- _Record extracts_
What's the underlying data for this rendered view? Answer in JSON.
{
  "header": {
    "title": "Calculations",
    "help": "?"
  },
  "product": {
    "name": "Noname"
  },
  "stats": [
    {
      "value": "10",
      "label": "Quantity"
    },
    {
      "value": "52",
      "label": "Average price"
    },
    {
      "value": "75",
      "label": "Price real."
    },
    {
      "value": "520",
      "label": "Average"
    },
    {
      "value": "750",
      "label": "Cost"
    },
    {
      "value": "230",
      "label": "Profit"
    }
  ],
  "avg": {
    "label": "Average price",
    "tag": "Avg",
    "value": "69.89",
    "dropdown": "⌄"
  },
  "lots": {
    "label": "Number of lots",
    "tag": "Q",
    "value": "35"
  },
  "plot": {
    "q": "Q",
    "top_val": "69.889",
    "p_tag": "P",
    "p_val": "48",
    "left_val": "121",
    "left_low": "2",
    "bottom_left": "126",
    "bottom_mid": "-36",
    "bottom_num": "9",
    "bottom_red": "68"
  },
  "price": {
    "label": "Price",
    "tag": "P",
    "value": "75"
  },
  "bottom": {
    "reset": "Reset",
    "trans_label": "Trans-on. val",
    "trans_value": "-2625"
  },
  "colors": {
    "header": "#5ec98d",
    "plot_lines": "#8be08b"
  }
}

- _Requirements_
From the listing above, reproduce all the lines exactly.

- _Result_
What's the underlying data for this rendered view? Answer in JSON.
{
  "header": {
    "title": "Calculations",
    "help": "?"
  },
  "product": {
    "name": "Noname"
  },
  "stats": [
    {
      "value": "10",
      "label": "Quantity"
    },
    {
      "value": "52",
      "label": "Average price"
    },
    {
      "value": "75",
      "label": "Price real."
    },
    {
      "value": "520",
      "label": "Average"
    },
    {
      "value": "750",
      "label": "Cost"
    },
    {
      "value": "230",
      "label": "Profit"
    }
  ],
  "avg": {
    "label": "Average price",
    "tag": "Avg",
    "value": "69.89",
    "dropdown": "⌄"
  },
  "lots": {
    "label": "Number of lots",
    "tag": "Q",
    "value": "35"
  },
  "plot": {
    "q": "Q",
    "top_val": "69.889",
    "p_tag": "P",
    "p_val": "48",
    "left_val": "121",
    "left_low": "2",
    "bottom_left": "126",
    "bottom_mid": "-36",
    "bottom_num": "9",
    "bottom_red": "68"
  },
  "price": {
    "label": "Price",
    "tag": "P",
    "value": "75"
  },
  "bottom": {
    "reset": "Reset",
    "trans_label": "Trans-on. val",
    "trans_value": "-2625"
  },
  "colors": {
    "header": "#5ec98d",
    "plot_lines": "#8be08b"
  }
}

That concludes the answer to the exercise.